Look through the material and tally each line bearing the word "this". Give only the total.

------------------------------------------------

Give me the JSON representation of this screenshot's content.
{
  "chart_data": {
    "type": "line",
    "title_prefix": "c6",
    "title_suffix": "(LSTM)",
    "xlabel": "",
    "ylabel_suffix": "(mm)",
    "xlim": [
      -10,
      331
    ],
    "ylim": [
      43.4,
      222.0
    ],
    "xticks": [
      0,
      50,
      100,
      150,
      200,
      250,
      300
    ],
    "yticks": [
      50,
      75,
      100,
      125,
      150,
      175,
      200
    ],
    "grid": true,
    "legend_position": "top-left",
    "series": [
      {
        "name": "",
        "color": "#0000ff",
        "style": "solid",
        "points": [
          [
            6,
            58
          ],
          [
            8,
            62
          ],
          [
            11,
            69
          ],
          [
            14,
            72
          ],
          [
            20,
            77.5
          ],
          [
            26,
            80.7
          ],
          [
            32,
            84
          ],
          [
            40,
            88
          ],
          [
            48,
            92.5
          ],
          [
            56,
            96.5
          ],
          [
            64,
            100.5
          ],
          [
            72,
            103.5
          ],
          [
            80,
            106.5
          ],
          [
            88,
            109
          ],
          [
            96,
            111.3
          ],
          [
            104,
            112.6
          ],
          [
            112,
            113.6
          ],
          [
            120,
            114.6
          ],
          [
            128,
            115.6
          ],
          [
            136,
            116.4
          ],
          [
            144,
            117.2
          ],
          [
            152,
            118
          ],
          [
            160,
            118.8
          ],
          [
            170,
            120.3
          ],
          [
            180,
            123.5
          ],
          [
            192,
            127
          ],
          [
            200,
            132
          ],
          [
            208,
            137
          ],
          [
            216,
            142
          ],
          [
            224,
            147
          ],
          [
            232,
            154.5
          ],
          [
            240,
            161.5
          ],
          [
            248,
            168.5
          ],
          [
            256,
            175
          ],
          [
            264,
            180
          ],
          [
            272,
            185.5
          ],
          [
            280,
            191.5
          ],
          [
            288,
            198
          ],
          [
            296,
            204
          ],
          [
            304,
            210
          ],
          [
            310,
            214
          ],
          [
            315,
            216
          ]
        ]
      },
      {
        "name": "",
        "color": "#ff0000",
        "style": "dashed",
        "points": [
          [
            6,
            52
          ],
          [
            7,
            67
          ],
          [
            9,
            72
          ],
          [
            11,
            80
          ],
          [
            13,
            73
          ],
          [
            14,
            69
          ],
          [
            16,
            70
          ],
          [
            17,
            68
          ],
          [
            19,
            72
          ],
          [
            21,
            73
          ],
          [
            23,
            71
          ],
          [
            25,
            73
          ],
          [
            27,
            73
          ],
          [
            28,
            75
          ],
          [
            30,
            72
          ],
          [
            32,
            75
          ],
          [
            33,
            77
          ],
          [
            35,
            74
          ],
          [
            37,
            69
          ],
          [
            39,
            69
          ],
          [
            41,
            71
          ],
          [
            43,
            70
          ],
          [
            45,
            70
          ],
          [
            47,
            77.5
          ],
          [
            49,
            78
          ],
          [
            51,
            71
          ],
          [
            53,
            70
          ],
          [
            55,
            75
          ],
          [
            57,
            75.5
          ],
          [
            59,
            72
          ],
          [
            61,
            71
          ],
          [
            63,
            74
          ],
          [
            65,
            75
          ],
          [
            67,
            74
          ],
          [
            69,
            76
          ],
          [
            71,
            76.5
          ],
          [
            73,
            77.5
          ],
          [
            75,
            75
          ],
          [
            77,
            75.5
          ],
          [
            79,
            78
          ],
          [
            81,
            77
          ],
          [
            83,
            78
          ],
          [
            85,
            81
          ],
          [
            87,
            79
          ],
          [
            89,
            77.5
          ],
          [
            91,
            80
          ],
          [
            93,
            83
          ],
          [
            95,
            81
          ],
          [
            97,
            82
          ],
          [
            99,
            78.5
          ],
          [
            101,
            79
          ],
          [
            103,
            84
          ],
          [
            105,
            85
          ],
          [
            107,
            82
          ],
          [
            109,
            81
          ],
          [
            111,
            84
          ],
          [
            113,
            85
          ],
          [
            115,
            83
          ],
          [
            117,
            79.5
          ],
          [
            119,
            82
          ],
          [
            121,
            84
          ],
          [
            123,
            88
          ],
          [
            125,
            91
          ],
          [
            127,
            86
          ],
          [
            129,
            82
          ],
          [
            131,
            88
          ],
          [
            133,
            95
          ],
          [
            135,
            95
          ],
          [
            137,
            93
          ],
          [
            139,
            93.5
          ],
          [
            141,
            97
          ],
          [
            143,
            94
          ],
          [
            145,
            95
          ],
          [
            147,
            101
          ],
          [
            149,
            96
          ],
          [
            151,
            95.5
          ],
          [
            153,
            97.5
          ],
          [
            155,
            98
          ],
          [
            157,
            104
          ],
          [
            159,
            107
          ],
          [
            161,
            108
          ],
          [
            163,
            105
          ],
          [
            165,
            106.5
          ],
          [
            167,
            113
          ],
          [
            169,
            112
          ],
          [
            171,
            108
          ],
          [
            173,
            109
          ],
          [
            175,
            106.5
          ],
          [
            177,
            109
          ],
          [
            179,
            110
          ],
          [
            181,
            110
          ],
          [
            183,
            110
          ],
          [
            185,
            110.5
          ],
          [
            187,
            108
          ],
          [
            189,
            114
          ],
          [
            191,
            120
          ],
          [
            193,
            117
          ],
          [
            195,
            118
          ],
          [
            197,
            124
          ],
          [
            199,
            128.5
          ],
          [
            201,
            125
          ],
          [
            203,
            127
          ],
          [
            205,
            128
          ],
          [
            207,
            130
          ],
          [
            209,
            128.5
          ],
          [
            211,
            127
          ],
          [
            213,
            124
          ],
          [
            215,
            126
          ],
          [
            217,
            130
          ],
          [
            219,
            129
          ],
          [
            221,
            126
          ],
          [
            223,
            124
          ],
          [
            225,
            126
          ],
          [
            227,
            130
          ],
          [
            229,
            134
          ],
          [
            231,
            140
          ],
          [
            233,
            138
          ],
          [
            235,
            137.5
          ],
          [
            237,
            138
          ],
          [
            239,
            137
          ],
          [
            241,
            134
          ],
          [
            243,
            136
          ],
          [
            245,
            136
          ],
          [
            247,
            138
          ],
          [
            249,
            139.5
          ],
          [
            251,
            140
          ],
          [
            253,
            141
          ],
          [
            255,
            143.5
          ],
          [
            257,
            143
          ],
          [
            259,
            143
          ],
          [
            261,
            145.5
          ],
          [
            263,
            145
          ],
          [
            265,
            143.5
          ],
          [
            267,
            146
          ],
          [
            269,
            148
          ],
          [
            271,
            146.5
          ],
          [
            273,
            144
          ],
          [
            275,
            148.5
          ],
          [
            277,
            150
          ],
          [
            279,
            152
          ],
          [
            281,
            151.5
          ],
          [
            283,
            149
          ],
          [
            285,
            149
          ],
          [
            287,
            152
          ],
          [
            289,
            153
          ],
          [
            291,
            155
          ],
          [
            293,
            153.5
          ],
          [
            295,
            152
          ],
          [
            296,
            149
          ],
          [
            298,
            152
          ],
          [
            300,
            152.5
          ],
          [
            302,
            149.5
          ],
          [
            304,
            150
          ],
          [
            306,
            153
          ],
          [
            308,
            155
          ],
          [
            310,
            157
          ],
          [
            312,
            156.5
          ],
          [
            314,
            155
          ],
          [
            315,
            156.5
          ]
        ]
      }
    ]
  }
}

------------------------------------------------

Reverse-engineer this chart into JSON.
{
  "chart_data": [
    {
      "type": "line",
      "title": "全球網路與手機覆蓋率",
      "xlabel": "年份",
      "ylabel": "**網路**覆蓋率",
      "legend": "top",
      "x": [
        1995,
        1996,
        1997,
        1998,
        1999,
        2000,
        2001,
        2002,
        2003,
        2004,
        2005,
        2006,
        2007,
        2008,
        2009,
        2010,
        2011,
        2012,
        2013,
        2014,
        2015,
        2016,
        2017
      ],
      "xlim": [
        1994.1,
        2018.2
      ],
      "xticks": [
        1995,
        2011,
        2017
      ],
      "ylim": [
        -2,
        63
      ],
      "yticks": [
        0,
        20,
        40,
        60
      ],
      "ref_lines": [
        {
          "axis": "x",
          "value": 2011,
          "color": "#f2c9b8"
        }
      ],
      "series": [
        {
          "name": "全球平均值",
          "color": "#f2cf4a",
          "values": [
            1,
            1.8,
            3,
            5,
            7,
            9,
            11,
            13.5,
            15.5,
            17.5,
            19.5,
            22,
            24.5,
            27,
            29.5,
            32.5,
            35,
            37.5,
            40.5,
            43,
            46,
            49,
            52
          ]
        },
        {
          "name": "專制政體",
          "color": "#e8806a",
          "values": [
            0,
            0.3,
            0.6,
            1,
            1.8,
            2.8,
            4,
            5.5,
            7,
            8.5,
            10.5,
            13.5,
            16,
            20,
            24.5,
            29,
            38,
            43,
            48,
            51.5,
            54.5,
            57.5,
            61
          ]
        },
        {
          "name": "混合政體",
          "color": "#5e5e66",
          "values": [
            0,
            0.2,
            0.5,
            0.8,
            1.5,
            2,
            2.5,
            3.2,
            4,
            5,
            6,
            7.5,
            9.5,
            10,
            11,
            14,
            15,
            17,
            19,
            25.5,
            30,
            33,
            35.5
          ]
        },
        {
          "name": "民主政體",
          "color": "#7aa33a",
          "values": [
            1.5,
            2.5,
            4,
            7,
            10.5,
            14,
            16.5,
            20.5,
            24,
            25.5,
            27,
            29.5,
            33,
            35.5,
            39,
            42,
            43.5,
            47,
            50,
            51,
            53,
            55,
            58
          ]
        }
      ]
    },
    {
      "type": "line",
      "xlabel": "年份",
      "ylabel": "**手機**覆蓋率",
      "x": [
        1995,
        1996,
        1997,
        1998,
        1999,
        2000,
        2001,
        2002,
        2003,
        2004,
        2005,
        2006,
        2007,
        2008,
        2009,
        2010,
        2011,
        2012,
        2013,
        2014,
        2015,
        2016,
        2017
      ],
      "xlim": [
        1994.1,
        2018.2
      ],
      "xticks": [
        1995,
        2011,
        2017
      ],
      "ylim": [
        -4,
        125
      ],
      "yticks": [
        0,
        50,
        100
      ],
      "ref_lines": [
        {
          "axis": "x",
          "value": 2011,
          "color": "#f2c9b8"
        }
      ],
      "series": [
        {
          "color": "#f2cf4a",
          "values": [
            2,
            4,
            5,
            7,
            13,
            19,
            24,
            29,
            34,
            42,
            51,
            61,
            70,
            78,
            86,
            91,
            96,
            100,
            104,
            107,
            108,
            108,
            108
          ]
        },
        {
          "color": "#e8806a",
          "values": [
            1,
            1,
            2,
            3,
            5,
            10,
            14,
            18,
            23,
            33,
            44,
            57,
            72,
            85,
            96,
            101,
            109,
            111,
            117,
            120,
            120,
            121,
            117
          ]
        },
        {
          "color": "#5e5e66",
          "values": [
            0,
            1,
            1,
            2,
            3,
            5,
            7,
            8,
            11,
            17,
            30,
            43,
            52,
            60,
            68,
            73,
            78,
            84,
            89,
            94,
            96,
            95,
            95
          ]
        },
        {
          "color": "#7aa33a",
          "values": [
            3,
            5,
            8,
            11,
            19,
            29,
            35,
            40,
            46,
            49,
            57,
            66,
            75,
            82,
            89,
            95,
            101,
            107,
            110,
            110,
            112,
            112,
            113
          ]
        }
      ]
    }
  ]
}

------------------------------------------------

→ SOLUTION BELOW:
2